● Goal of the exercise: Check each line of the material below for "nebudu", then copy the ones that contain it.
* START Dataset content *
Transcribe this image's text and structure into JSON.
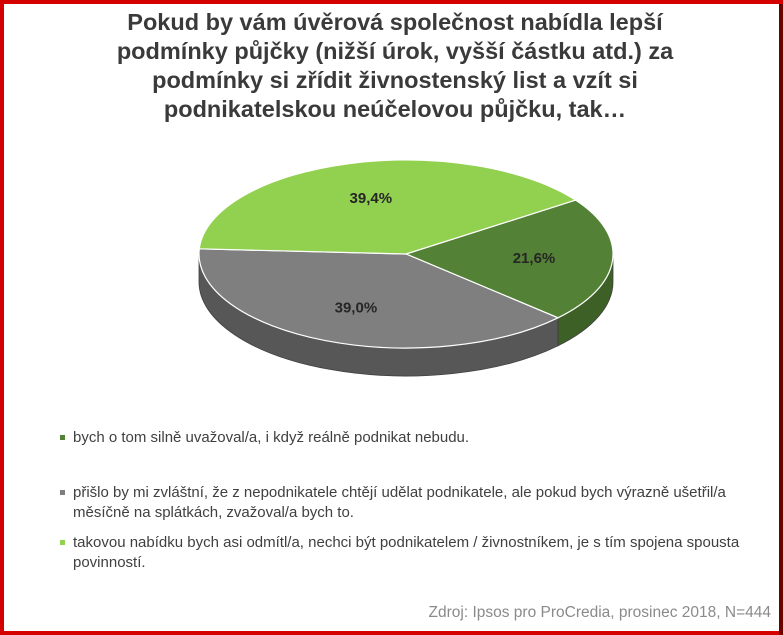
{
  "title_lines": [
    "Pokud by vám úvěrová společnost nabídla lepší",
    "podmínky půjčky (nižší úrok, vyšší částku atd.) za",
    "podmínky si zřídit živnostenský list a vzít si",
    "podnikatelskou neúčelovou půjčku, tak…"
  ],
  "chart_data": {
    "type": "pie",
    "title": "Pokud by vám úvěrová společnost nabídla lepší podmínky půjčky (nižší úrok, vyšší částku atd.) za podmínky si zřídit živnostenský list a vzít si podnikatelskou neúčelovou půjčku, tak…",
    "slices": [
      {
        "label": "bych o tom silně uvažoval/a, i když reálně podnikat nebudu.",
        "value": 21.6,
        "display": "21,6%",
        "color": "#538135",
        "side_color": "#3d6026"
      },
      {
        "label": "přišlo by mi zvláštní, že z nepodnikatele chtějí udělat podnikatele, ale pokud bych výrazně ušetřil/a měsíčně na splátkách, zvažoval/a bych to.",
        "value": 39.0,
        "display": "39,0%",
        "color": "#7f7f7f",
        "side_color": "#575757"
      },
      {
        "label": "takovou nabídku bych asi odmítl/a, nechci být podnikatelem / živnostníkem, je s tím spojena spousta povinností.",
        "value": 39.4,
        "display": "39,4%",
        "color": "#92d050",
        "side_color": "#6ea13a"
      }
    ]
  },
  "legend": [
    {
      "text": "bych o tom silně uvažoval/a, i když reálně podnikat nebudu.",
      "color": "#538135"
    },
    {
      "text": "přišlo by mi zvláštní, že z nepodnikatele chtějí udělat podnikatele, ale pokud bych výrazně ušetřil/a měsíčně na splátkách, zvažoval/a bych to.",
      "color": "#7f7f7f"
    },
    {
      "text": "takovou nabídku bych asi odmítl/a, nechci být podnikatelem / živnostníkem, je s tím spojena spousta povinností.",
      "color": "#92d050"
    }
  ],
  "source": "Zdroj: Ipsos pro ProCredia, prosinec 2018, N=444"
}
* END Dataset content *
● Complete answer:
        "label": "bych o tom silně uvažoval/a, i když reálně podnikat nebudu.",
      "text": "bych o tom silně uvažoval/a, i když reálně podnikat nebudu.",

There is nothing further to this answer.